■ **Your instructions**
Nothing other than the lines from the one containing "Convert this screenshot" through the close of the entries below should be printed, each exactly.
#### Dataset excerpts
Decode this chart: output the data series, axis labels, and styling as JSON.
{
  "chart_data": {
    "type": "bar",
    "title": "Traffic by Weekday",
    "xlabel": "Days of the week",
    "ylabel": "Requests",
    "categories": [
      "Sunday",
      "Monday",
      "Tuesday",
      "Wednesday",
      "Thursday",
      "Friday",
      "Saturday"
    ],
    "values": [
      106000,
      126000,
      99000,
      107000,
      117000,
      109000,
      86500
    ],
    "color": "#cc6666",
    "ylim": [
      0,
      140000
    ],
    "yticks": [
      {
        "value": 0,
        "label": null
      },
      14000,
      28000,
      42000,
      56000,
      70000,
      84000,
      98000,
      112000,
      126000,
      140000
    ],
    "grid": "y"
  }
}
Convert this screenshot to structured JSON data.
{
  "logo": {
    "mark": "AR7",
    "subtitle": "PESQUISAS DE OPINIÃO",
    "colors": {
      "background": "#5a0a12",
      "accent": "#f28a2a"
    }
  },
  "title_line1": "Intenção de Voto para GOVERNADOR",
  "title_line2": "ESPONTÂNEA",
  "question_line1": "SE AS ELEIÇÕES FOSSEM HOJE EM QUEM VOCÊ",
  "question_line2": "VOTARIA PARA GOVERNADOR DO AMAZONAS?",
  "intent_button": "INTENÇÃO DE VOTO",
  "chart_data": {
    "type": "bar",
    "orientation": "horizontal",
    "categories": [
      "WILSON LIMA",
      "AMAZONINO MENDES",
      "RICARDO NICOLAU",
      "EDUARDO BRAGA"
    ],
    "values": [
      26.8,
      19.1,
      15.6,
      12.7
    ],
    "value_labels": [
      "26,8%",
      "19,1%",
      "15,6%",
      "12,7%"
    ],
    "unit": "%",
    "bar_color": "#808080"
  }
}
########
■ **Worked answer**
Convert this screenshot to structured JSON data.
{
  "logo": {
    "mark": "AR7",
    "subtitle": "PESQUISAS DE OPINIÃO",
    "colors": {
      "background": "#5a0a12",
      "accent": "#f28a2a"
    }
  },
  "title_line1": "Intenção de Voto para GOVERNADOR",
  "title_line2": "ESPONTÂNEA",
  "question_line1": "SE AS ELEIÇÕES FOSSEM HOJE EM QUEM VOCÊ",
  "question_line2": "VOTARIA PARA GOVERNADOR DO AMAZONAS?",
  "intent_button": "INTENÇÃO DE VOTO",
  "chart_data": {
    "type": "bar",
    "orientation": "horizontal",
    "categories": [
      "WILSON LIMA",
      "AMAZONINO MENDES",
      "RICARDO NICOLAU",
      "EDUARDO BRAGA"
    ],
    "values": [
      26.8,
      19.1,
      15.6,
      12.7
    ],
    "value_labels": [
      "26,8%",
      "19,1%",
      "15,6%",
      "12,7%"
    ],
    "unit": "%",
    "bar_color": "#808080"
  }
}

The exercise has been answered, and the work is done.